→ **TASK STATEMENT**: Filter these entries, keeping only lines that hold the word "this".

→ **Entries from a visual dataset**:
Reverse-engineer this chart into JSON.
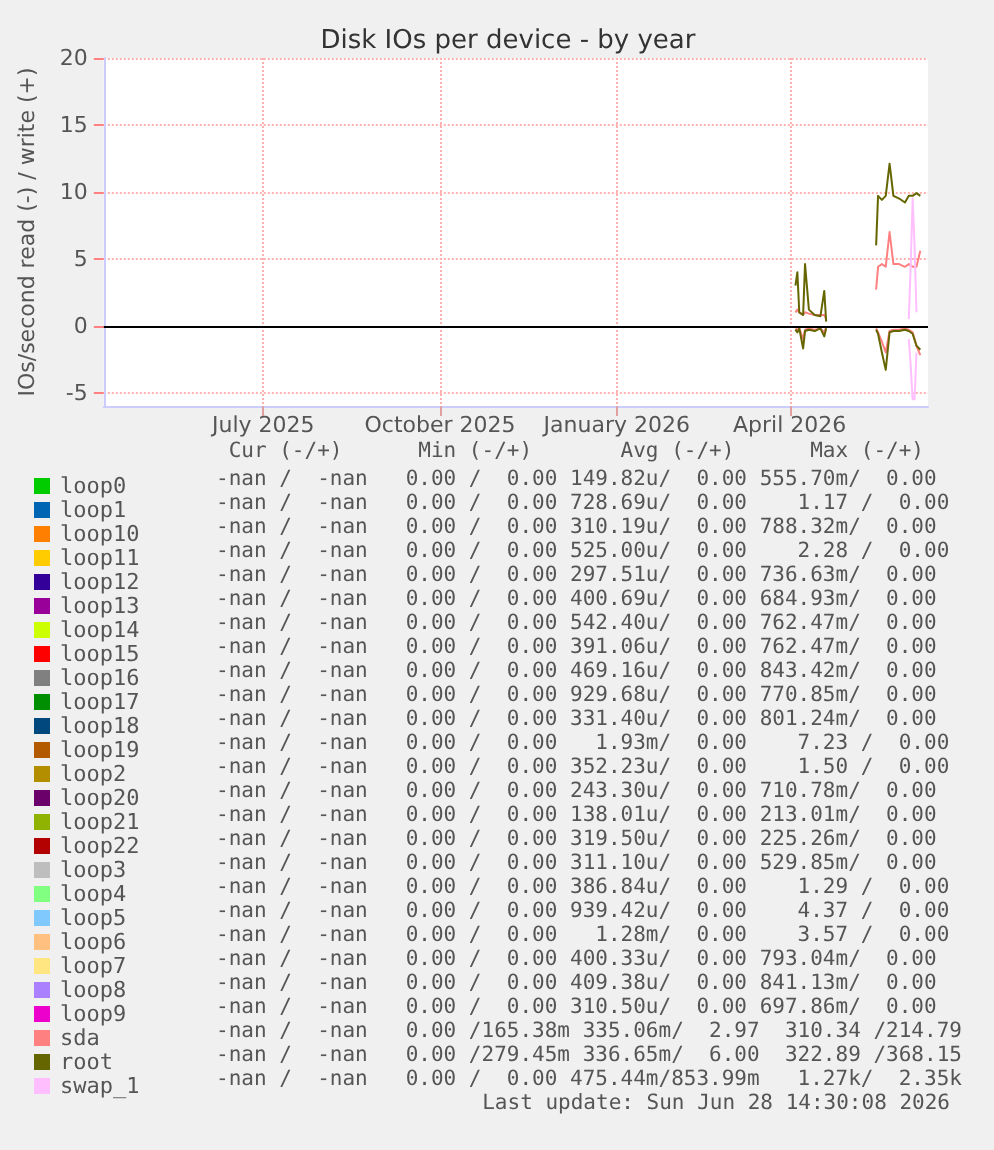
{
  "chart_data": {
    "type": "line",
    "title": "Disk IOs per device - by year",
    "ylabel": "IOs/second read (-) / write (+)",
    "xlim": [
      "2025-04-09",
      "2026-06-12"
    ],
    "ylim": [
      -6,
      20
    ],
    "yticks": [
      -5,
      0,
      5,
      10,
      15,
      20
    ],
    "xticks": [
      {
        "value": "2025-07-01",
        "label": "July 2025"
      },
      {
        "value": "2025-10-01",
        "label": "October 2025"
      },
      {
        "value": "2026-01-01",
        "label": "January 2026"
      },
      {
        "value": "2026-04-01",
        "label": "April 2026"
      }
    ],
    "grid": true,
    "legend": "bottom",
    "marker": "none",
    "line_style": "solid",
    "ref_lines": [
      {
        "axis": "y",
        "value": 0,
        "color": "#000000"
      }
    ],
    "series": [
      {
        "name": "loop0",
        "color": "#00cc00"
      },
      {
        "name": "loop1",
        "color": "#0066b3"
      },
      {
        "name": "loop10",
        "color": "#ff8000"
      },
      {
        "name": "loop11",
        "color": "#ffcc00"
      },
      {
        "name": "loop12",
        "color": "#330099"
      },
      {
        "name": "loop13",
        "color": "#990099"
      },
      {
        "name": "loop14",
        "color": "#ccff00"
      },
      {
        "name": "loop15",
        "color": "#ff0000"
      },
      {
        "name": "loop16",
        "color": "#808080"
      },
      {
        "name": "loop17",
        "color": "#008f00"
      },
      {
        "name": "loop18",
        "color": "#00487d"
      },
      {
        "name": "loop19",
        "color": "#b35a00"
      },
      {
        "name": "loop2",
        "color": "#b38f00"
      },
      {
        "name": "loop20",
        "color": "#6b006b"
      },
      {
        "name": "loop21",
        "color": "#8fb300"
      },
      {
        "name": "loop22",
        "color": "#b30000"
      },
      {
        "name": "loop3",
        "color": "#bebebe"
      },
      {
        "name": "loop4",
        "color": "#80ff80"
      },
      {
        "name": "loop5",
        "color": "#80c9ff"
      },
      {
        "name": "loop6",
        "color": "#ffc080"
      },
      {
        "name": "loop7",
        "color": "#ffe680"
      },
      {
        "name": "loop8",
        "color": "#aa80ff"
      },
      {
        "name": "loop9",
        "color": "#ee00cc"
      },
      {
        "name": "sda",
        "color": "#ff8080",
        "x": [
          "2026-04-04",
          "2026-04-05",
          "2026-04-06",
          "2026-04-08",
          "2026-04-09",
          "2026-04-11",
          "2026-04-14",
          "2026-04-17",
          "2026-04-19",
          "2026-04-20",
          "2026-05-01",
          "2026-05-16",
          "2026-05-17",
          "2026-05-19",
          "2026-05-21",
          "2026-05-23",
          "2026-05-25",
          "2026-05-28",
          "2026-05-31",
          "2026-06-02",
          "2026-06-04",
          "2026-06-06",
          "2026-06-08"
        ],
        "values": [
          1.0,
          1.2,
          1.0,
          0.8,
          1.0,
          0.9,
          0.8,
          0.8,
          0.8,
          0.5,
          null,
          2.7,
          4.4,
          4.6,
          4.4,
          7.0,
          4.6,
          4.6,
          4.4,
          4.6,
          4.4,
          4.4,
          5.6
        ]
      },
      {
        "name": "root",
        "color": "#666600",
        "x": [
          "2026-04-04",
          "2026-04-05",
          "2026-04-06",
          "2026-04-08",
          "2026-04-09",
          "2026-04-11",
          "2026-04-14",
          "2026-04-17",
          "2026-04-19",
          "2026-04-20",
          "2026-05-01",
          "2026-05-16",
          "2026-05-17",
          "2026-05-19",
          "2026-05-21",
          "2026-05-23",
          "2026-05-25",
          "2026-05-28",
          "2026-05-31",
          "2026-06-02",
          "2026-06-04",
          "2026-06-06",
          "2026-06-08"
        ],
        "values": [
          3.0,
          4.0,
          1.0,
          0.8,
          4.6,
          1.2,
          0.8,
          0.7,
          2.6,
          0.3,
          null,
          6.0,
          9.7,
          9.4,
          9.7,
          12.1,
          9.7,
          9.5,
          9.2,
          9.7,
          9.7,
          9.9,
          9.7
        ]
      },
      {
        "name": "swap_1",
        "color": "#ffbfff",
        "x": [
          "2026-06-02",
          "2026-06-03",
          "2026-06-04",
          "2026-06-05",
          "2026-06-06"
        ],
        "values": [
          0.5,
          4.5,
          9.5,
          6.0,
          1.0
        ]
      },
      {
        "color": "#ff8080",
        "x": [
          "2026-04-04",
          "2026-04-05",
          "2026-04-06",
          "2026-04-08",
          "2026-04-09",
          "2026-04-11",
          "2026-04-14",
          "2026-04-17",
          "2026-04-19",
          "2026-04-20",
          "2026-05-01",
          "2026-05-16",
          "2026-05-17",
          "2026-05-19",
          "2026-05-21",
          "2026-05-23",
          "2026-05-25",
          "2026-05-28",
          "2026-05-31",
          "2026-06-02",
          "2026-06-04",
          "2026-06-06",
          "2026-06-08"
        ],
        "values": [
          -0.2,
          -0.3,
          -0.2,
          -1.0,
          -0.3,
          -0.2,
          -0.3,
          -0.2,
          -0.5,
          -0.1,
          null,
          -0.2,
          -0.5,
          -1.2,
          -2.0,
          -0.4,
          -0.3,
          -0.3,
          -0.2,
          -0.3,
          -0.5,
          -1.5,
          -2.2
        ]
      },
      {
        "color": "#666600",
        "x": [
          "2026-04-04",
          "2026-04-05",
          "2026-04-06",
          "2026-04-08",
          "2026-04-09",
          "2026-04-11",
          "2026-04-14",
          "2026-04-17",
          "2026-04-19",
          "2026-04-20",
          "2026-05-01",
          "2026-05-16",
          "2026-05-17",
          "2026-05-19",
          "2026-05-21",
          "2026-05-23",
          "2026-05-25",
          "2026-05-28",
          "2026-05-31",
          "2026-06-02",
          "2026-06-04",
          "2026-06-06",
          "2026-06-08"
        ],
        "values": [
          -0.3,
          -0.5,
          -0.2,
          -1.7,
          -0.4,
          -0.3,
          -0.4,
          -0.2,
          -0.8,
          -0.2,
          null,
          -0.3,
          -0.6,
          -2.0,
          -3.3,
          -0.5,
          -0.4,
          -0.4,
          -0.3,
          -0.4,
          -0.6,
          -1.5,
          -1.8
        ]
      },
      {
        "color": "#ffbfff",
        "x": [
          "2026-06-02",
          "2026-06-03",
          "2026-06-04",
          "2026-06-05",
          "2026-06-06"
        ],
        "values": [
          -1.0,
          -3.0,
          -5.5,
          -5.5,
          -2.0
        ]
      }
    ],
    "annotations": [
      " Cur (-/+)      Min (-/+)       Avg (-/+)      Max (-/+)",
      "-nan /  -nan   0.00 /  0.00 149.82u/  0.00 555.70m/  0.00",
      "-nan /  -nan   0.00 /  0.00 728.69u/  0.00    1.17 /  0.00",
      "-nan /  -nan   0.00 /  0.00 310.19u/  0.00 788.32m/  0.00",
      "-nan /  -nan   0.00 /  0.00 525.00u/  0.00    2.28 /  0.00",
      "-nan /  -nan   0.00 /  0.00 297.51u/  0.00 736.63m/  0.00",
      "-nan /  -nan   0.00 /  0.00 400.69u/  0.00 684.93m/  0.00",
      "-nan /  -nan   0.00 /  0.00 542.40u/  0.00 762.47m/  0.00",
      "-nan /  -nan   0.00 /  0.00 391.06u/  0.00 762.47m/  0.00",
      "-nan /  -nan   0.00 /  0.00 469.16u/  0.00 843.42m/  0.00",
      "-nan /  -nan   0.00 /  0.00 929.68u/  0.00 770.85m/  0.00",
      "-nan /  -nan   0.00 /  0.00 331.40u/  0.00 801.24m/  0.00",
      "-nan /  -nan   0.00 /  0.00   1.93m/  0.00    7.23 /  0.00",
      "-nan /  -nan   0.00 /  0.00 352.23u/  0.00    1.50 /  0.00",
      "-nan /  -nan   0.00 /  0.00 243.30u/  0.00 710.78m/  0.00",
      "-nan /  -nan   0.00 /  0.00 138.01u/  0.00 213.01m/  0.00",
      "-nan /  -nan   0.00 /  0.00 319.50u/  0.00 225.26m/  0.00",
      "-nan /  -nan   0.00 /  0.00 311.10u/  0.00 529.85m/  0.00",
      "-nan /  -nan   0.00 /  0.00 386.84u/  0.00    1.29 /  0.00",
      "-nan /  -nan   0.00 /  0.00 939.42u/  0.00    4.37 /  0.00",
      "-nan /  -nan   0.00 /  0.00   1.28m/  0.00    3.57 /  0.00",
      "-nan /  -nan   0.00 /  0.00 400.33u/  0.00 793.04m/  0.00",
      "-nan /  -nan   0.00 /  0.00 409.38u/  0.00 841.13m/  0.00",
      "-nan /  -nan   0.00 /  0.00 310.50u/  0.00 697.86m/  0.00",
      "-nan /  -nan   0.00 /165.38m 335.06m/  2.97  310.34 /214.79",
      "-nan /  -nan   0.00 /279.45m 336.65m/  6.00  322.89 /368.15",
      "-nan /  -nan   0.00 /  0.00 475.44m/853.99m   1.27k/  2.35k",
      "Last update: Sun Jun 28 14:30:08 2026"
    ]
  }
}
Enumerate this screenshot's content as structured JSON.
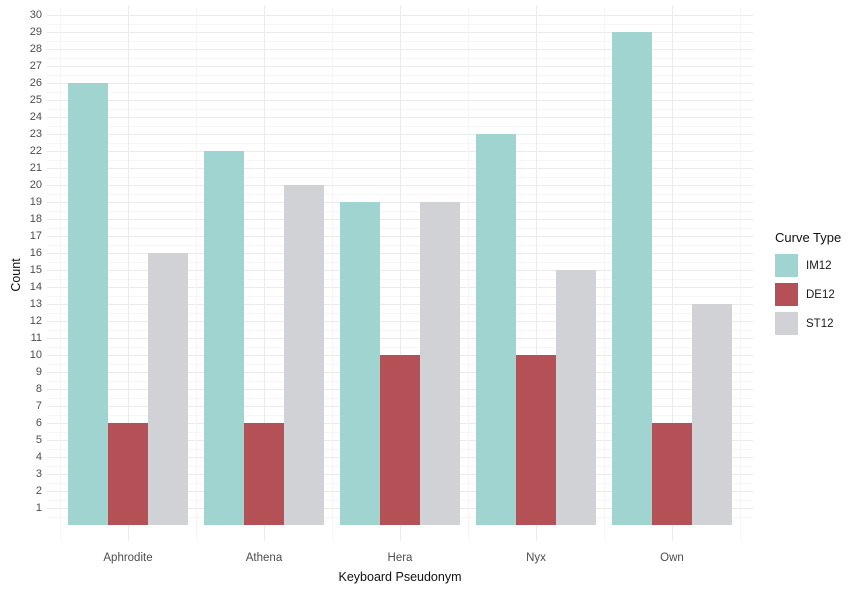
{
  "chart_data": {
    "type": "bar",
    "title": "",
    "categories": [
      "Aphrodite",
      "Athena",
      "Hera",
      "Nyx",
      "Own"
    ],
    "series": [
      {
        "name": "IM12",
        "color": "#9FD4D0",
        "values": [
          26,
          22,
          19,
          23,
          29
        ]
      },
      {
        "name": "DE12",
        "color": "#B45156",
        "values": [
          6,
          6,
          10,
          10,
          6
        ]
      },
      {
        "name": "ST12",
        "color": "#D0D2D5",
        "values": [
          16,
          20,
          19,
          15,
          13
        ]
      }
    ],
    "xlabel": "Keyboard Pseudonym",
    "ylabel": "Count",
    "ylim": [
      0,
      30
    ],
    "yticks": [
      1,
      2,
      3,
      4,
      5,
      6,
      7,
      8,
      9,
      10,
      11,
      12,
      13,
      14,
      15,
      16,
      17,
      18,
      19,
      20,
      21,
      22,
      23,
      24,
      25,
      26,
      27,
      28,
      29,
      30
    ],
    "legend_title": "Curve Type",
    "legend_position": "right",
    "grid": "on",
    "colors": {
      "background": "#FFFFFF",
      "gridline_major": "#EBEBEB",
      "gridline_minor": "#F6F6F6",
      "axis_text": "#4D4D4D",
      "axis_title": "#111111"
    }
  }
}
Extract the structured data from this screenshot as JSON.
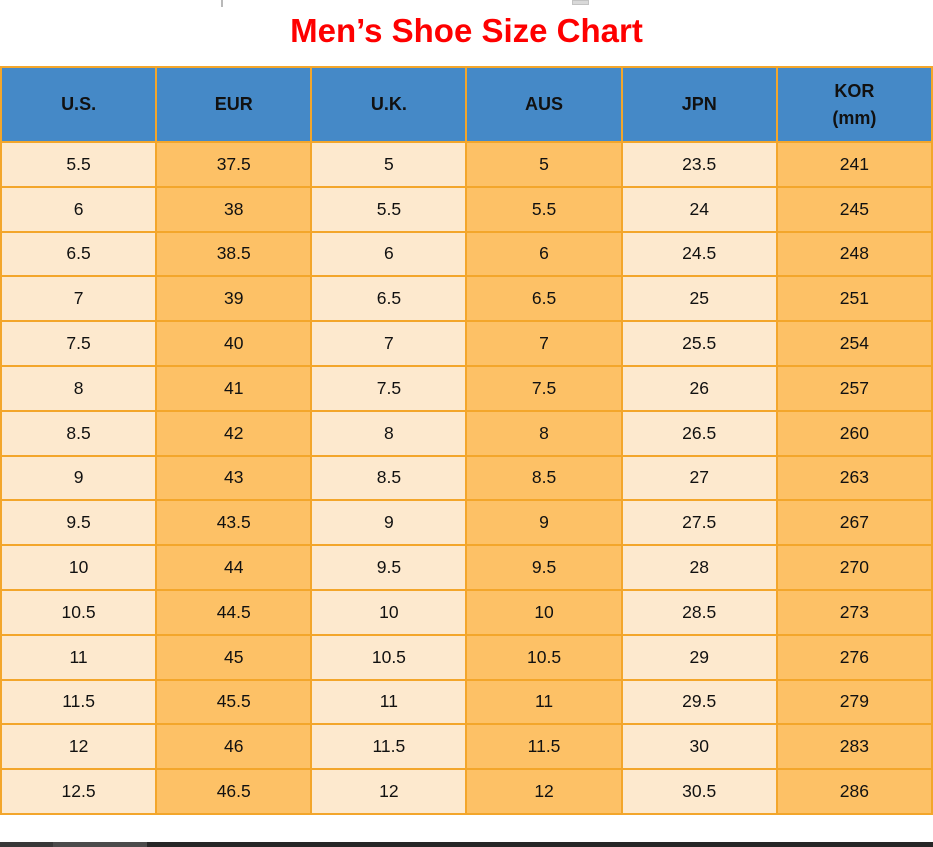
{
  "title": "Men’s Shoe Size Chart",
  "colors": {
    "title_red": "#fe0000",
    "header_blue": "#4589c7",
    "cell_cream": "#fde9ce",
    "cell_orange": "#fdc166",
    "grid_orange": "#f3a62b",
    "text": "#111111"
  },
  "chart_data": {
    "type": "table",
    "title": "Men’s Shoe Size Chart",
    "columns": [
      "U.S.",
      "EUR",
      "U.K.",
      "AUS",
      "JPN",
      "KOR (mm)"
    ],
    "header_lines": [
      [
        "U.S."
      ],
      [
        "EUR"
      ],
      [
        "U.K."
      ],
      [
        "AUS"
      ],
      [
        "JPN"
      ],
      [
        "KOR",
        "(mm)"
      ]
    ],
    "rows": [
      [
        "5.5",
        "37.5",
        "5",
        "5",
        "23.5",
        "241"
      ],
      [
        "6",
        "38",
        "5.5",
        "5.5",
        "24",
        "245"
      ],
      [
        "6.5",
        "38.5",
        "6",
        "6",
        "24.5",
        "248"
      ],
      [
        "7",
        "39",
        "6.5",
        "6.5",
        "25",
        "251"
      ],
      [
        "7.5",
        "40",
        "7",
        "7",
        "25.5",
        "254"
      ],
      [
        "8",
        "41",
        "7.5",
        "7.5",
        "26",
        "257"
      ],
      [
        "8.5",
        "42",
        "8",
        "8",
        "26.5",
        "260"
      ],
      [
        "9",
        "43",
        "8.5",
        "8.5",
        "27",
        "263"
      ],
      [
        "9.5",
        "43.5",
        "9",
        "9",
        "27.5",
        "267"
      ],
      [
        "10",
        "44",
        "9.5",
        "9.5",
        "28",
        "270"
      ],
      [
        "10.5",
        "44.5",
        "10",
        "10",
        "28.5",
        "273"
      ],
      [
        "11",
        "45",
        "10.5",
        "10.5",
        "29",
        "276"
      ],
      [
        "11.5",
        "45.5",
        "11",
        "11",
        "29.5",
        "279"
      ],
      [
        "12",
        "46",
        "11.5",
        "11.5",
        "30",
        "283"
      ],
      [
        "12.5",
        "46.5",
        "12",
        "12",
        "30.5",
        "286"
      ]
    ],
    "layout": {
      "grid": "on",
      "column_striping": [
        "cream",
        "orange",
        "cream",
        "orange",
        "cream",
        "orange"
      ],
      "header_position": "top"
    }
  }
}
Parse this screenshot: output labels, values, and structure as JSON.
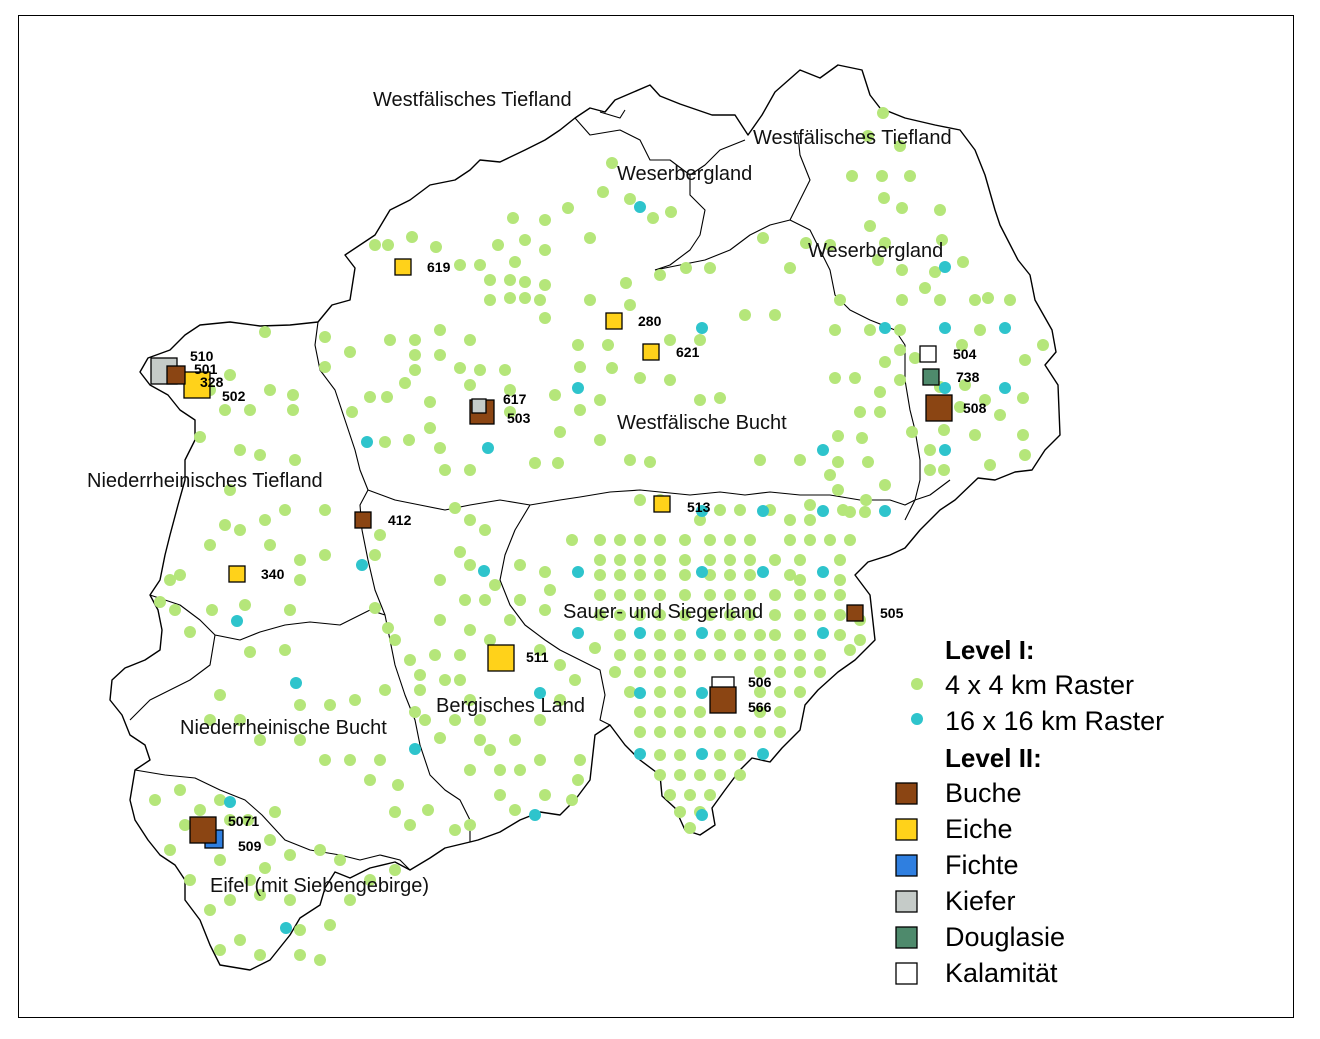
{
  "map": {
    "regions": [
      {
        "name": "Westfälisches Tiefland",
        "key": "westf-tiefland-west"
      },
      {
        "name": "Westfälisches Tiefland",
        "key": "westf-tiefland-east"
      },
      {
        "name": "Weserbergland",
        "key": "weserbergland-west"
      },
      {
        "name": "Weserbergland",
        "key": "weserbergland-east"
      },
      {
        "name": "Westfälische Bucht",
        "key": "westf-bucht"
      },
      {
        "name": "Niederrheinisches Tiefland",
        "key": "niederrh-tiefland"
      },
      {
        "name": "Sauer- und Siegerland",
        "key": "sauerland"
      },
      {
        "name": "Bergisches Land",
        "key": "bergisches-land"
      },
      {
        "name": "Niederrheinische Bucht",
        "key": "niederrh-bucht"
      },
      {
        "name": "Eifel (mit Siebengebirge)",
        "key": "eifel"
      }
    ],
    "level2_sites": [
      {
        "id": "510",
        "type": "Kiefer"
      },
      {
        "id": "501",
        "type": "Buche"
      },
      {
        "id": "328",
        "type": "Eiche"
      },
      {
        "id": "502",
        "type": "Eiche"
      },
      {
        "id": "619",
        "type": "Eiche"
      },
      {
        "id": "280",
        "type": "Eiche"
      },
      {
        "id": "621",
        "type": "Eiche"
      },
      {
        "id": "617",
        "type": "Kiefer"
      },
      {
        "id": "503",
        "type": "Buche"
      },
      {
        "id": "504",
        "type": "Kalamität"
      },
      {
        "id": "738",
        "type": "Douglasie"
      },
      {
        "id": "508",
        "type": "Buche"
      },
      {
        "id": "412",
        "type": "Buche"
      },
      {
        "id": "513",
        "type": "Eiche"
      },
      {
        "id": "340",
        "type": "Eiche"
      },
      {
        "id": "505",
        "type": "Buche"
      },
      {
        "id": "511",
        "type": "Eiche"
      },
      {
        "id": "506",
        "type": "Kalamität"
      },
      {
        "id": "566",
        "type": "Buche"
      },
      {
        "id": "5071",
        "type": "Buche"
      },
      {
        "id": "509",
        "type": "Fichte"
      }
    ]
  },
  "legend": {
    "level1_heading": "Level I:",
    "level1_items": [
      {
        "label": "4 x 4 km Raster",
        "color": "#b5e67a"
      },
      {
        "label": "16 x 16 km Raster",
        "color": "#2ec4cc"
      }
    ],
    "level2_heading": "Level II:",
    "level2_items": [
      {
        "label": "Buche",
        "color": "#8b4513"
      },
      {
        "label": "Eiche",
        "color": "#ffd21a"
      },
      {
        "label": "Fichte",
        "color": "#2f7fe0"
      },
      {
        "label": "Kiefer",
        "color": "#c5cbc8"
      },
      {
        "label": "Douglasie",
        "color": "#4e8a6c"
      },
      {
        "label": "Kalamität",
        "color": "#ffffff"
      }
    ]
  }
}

→ **WRITTEN ANSWER**:
Reverse-engineer this chart into JSON.
Enumerate this screenshot's content as structured JSON.
Extract the structured data from this screenshot as JSON.
Parse this screenshot: output labels, values, and structure as JSON.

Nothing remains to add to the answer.